Each record below should be repeated precisely as written.

-- START GIVEN RECORDS --

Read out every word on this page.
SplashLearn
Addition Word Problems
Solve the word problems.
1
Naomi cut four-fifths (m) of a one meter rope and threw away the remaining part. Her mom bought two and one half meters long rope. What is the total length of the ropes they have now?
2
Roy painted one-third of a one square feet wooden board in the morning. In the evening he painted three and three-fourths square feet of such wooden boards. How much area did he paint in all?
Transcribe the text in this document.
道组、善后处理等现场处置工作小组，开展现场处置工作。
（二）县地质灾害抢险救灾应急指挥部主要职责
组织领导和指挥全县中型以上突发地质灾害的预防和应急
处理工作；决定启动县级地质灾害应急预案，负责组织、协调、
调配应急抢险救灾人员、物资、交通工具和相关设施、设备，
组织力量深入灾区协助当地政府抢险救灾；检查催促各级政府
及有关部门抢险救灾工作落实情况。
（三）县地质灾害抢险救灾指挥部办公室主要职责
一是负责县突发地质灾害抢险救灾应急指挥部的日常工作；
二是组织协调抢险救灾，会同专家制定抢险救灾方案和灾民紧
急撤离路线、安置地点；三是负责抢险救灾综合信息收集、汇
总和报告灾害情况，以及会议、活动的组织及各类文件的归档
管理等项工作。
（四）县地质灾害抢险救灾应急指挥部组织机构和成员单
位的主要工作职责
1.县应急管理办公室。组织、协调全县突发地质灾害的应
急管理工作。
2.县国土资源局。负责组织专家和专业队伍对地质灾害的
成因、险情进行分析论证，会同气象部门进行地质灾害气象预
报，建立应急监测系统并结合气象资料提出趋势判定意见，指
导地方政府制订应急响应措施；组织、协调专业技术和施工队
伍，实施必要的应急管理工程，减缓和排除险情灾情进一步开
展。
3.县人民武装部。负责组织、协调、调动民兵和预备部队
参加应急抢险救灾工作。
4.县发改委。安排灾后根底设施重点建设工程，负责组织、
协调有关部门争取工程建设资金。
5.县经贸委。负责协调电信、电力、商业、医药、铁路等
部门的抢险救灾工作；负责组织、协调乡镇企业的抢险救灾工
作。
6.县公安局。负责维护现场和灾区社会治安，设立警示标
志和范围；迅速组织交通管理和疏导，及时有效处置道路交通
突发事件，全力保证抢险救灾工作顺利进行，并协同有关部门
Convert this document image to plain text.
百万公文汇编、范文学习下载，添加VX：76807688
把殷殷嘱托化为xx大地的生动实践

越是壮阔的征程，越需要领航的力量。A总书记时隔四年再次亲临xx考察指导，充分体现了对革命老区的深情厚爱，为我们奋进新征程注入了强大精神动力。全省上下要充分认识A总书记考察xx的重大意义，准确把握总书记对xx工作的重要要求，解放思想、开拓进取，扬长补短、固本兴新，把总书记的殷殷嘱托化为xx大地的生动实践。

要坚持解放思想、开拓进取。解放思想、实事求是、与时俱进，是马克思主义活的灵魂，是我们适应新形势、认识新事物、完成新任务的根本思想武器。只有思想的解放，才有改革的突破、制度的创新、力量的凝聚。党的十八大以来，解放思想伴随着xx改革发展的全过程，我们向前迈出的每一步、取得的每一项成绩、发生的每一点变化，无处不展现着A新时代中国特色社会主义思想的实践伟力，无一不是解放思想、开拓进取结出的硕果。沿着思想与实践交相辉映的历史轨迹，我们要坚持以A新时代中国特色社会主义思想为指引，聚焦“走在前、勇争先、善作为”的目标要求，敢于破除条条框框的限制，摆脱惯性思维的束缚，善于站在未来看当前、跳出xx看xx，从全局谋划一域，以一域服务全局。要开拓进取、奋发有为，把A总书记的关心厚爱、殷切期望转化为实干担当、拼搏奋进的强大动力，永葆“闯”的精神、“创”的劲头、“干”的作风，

-- END GIVEN RECORDS --

FULL RESPONSE:
Read out every word on this page.
SplashLearn
Addition Word Problems
Solve the word problems.
1
Naomi cut four-fifths (m) of a one meter rope and threw away the remaining part. Her mom bought two and one half meters long rope. What is the total length of the ropes they have now?
2
Roy painted one-third of a one square feet wooden board in the morning. In the evening he painted three and three-fourths square feet of such wooden boards. How much area did he paint in all?
Transcribe the text in this document.
道组、善后处理等现场处置工作小组，开展现场处置工作。
（二）县地质灾害抢险救灾应急指挥部主要职责
组织领导和指挥全县中型以上突发地质灾害的预防和应急
处理工作；决定启动县级地质灾害应急预案，负责组织、协调、
调配应急抢险救灾人员、物资、交通工具和相关设施、设备，
组织力量深入灾区协助当地政府抢险救灾；检查催促各级政府
及有关部门抢险救灾工作落实情况。
（三）县地质灾害抢险救灾指挥部办公室主要职责
一是负责县突发地质灾害抢险救灾应急指挥部的日常工作；
二是组织协调抢险救灾，会同专家制定抢险救灾方案和灾民紧
急撤离路线、安置地点；三是负责抢险救灾综合信息收集、汇
总和报告灾害情况，以及会议、活动的组织及各类文件的归档
管理等项工作。
（四）县地质灾害抢险救灾应急指挥部组织机构和成员单
位的主要工作职责
1.县应急管理办公室。组织、协调全县突发地质灾害的应
急管理工作。
2.县国土资源局。负责组织专家和专业队伍对地质灾害的
成因、险情进行分析论证，会同气象部门进行地质灾害气象预
报，建立应急监测系统并结合气象资料提出趋势判定意见，指
导地方政府制订应急响应措施；组织、协调专业技术和施工队
伍，实施必要的应急管理工程，减缓和排除险情灾情进一步开
展。
3.县人民武装部。负责组织、协调、调动民兵和预备部队
参加应急抢险救灾工作。
4.县发改委。安排灾后根底设施重点建设工程，负责组织、
协调有关部门争取工程建设资金。
5.县经贸委。负责协调电信、电力、商业、医药、铁路等
部门的抢险救灾工作；负责组织、协调乡镇企业的抢险救灾工
作。
6.县公安局。负责维护现场和灾区社会治安，设立警示标
志和范围；迅速组织交通管理和疏导，及时有效处置道路交通
突发事件，全力保证抢险救灾工作顺利进行，并协同有关部门
Convert this document image to plain text.
百万公文汇编、范文学习下载，添加VX：76807688
把殷殷嘱托化为xx大地的生动实践

越是壮阔的征程，越需要领航的力量。A总书记时隔四年再次亲临xx考察指导，充分体现了对革命老区的深情厚爱，为我们奋进新征程注入了强大精神动力。全省上下要充分认识A总书记考察xx的重大意义，准确把握总书记对xx工作的重要要求，解放思想、开拓进取，扬长补短、固本兴新，把总书记的殷殷嘱托化为xx大地的生动实践。

要坚持解放思想、开拓进取。解放思想、实事求是、与时俱进，是马克思主义活的灵魂，是我们适应新形势、认识新事物、完成新任务的根本思想武器。只有思想的解放，才有改革的突破、制度的创新、力量的凝聚。党的十八大以来，解放思想伴随着xx改革发展的全过程，我们向前迈出的每一步、取得的每一项成绩、发生的每一点变化，无处不展现着A新时代中国特色社会主义思想的实践伟力，无一不是解放思想、开拓进取结出的硕果。沿着思想与实践交相辉映的历史轨迹，我们要坚持以A新时代中国特色社会主义思想为指引，聚焦“走在前、勇争先、善作为”的目标要求，敢于破除条条框框的限制，摆脱惯性思维的束缚，善于站在未来看当前、跳出xx看xx，从全局谋划一域，以一域服务全局。要开拓进取、奋发有为，把A总书记的关心厚爱、殷切期望转化为实干担当、拼搏奋进的强大动力，永葆“闯”的精神、“创”的劲头、“干”的作风，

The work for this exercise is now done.